● 課題 1:
記録から、文字列「major」を含む行をすべて集めなさい。大文字と小文字は区別すること。

==== 本文抜粋

刀剣における「鍔」(つば)の本来の役割は、「柄」(つか)を握る際に、手を守ることにあります。刀身と柄の間を挟むように、刀剣に施されている鍔は、戦場で「突き」の攻撃を行なうときに、刀身のほうへ手がすべるのを防いでいたのです。刀剣が登場した当初は、この鍔がなかったり、付けられていたとしても、小さな形状であったりしましたが、時代が進んで刀剣の様式が確立されると、次第に大振りな形状へと変わっていきます。
そんな鍔の中でも「甲冑師鍔」(かっちゅうしつば)は、鉄板を打ち出し、透かし紋様を施した芸術性の高い鍔です。刀装具として独立した価値を有する鍔。力強さと繊細な技術を伝える甲冑師鍔の世界をご紹介します。

========

● 課題 2:
鍔についての文章によると、刀剣における鍔の本来の役割は何ですか。

==== 記録一覧

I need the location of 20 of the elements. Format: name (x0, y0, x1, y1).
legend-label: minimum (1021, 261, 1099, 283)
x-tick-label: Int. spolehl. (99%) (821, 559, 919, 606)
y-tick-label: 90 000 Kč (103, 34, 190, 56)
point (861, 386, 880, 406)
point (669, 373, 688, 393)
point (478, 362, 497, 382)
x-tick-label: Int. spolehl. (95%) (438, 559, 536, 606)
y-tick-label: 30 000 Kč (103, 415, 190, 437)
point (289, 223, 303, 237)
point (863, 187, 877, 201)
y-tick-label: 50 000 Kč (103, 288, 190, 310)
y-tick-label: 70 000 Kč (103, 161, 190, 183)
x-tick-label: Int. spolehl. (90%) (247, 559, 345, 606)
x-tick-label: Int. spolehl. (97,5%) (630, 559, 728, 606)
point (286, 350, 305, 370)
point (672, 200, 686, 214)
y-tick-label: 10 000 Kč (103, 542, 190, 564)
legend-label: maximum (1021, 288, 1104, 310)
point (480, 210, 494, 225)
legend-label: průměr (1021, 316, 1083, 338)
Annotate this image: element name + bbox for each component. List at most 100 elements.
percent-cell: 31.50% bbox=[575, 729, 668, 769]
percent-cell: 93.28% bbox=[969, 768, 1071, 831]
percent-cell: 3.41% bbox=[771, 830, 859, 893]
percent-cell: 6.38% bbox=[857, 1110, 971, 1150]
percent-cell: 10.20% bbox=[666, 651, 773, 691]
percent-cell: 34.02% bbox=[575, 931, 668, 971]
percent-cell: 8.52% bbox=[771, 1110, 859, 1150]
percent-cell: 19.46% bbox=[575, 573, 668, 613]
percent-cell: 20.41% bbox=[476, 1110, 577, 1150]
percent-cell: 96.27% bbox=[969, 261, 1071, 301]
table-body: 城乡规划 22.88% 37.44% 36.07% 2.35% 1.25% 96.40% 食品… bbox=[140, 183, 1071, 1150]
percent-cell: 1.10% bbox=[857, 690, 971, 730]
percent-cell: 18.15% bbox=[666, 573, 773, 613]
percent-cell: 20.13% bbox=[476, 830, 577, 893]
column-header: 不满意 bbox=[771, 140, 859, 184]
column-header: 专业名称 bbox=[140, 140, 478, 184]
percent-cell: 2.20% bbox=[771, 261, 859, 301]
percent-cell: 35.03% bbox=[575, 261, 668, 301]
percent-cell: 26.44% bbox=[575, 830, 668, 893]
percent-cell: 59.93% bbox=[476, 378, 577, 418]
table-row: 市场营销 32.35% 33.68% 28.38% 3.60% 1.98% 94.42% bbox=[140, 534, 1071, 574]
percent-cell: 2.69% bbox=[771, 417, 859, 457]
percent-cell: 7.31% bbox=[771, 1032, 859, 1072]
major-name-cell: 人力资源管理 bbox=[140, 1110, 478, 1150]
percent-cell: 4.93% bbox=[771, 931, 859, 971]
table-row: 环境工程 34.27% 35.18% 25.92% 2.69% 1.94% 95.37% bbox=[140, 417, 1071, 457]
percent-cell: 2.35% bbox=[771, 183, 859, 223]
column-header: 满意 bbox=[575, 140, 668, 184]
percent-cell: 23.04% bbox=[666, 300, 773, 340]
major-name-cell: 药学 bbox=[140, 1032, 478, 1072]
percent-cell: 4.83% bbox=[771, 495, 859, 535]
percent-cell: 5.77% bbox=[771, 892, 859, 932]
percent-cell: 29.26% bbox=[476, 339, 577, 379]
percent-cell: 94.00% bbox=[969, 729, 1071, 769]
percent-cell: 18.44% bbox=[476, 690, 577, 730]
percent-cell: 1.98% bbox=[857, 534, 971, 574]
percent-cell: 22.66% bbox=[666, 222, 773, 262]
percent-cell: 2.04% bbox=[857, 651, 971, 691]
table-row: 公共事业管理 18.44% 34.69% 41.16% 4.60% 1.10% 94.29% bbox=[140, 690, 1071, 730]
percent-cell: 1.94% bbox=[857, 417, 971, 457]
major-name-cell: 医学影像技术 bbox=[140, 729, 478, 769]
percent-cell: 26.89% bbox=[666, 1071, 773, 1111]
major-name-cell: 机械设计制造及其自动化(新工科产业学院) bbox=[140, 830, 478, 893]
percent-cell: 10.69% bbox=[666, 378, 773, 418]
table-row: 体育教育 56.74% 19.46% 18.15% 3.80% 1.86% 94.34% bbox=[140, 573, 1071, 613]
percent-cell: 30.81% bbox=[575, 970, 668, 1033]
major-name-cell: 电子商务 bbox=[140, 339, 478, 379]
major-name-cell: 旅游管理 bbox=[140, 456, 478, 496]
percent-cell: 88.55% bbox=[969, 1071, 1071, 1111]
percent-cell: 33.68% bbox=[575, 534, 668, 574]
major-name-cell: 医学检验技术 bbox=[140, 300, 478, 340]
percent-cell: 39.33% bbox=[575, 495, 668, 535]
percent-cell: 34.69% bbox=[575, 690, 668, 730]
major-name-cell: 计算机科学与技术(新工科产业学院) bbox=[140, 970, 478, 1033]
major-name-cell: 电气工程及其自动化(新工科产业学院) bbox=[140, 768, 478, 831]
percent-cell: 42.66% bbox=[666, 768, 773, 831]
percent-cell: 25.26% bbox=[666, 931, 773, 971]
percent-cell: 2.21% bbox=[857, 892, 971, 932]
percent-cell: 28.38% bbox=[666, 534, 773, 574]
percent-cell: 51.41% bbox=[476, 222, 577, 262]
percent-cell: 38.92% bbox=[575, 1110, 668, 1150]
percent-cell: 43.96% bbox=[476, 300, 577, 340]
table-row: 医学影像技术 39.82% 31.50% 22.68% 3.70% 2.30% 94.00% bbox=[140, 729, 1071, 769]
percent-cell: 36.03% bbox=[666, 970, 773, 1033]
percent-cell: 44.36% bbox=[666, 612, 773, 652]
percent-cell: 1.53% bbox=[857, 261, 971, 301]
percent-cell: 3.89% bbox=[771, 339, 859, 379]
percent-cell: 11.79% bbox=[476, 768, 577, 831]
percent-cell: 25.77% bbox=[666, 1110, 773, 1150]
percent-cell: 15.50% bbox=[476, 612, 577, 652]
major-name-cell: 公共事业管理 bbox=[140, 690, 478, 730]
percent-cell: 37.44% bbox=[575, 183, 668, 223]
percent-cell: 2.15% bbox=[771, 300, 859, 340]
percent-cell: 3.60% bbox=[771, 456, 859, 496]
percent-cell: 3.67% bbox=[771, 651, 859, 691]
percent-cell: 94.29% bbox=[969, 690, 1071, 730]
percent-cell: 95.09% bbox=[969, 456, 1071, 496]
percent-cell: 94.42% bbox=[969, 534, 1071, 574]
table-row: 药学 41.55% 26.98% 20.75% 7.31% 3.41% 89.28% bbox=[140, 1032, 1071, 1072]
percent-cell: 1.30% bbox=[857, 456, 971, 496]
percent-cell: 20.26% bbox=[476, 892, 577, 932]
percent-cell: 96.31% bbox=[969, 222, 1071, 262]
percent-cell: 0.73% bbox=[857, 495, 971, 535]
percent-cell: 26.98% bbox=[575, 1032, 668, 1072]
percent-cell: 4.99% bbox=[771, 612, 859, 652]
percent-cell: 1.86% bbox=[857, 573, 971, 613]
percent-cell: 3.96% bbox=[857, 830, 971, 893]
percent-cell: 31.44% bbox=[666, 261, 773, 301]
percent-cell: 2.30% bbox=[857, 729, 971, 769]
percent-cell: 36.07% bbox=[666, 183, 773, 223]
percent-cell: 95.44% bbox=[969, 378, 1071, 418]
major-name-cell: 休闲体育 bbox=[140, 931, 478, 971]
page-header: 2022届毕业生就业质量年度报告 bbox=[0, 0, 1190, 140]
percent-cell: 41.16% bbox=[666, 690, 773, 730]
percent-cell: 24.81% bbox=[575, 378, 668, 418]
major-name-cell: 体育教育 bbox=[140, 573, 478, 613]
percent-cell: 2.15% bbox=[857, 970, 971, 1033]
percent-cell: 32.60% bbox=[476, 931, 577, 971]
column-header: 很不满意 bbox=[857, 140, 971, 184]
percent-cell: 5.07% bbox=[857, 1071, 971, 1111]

========

● 解答 1:
major-name-cell: 人力资源管理 bbox=[140, 1110, 478, 1150]
major-name-cell: 药学 bbox=[140, 1032, 478, 1072]
major-name-cell: 医学影像技术 bbox=[140, 729, 478, 769]
major-name-cell: 机械设计制造及其自动化(新工科产业学院) bbox=[140, 830, 478, 893]
major-name-cell: 电子商务 bbox=[140, 339, 478, 379]
major-name-cell: 旅游管理 bbox=[140, 456, 478, 496]
major-name-cell: 医学检验技术 bbox=[140, 300, 478, 340]
major-name-cell: 计算机科学与技术(新工科产业学院) bbox=[140, 970, 478, 1033]
major-name-cell: 电气工程及其自动化(新工科产业学院) bbox=[140, 768, 478, 831]
major-name-cell: 公共事业管理 bbox=[140, 690, 478, 730]
major-name-cell: 休闲体育 bbox=[140, 931, 478, 971]
major-name-cell: 体育教育 bbox=[140, 573, 478, 613]

● 解答 2:
柄を握る際に、手を守ることです。